> [SHORT TASK] Identify the lines bearing the string "between" and gather them.

# start of MATERIAL FOR THIS TASK

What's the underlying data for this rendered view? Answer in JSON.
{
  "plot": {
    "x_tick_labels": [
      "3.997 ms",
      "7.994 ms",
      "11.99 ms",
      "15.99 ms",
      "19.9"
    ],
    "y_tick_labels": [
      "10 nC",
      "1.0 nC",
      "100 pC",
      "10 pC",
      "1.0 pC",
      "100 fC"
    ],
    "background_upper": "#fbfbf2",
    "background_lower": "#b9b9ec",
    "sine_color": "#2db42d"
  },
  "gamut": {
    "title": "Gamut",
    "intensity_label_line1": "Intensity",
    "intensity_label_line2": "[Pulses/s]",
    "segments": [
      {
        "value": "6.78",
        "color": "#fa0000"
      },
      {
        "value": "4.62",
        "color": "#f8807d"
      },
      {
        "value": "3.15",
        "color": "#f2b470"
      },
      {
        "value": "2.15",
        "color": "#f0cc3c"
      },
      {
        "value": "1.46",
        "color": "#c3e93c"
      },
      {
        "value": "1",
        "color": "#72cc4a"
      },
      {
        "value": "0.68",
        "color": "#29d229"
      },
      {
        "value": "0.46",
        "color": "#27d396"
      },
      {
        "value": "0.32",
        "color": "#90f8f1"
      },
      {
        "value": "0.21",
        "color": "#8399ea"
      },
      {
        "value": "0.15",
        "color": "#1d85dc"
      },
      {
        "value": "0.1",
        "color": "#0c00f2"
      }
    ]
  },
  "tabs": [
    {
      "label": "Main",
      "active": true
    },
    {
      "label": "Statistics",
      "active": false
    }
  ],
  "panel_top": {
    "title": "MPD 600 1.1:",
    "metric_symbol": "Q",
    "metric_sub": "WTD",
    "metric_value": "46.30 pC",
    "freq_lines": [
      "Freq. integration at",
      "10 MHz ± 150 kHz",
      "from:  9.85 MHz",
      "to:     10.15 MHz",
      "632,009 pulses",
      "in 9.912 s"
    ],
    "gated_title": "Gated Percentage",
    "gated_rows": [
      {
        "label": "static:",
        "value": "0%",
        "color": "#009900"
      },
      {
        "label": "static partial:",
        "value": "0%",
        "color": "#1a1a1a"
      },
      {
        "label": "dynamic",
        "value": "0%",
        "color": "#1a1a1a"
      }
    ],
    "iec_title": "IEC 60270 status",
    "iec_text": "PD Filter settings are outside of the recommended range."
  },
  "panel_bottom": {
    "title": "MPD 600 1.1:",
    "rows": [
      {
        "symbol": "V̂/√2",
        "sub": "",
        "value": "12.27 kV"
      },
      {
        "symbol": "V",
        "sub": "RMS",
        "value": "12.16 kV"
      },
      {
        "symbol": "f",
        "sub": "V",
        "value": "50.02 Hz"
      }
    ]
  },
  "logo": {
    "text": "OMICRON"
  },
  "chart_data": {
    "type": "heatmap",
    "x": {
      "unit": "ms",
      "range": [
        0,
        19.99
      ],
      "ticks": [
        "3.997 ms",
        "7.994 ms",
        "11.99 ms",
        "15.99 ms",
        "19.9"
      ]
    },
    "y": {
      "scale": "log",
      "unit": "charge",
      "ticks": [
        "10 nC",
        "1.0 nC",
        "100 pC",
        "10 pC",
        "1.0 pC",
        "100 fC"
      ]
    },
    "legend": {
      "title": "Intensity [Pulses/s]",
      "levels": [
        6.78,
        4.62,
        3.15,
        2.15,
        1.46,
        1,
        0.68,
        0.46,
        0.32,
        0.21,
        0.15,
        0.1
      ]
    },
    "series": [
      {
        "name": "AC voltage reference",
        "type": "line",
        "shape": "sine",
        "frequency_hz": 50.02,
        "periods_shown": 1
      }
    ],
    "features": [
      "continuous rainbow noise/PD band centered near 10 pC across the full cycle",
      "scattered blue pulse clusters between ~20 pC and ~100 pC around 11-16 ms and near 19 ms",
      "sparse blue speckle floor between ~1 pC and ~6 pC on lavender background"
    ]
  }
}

# end of MATERIAL FOR THIS TASK

> [TASK SOLUTION]
      "scattered blue pulse clusters between ~20 pC and ~100 pC around 11-16 ms and near 19 ms",
      "sparse blue speckle floor between ~1 pC and ~6 pC on lavender background"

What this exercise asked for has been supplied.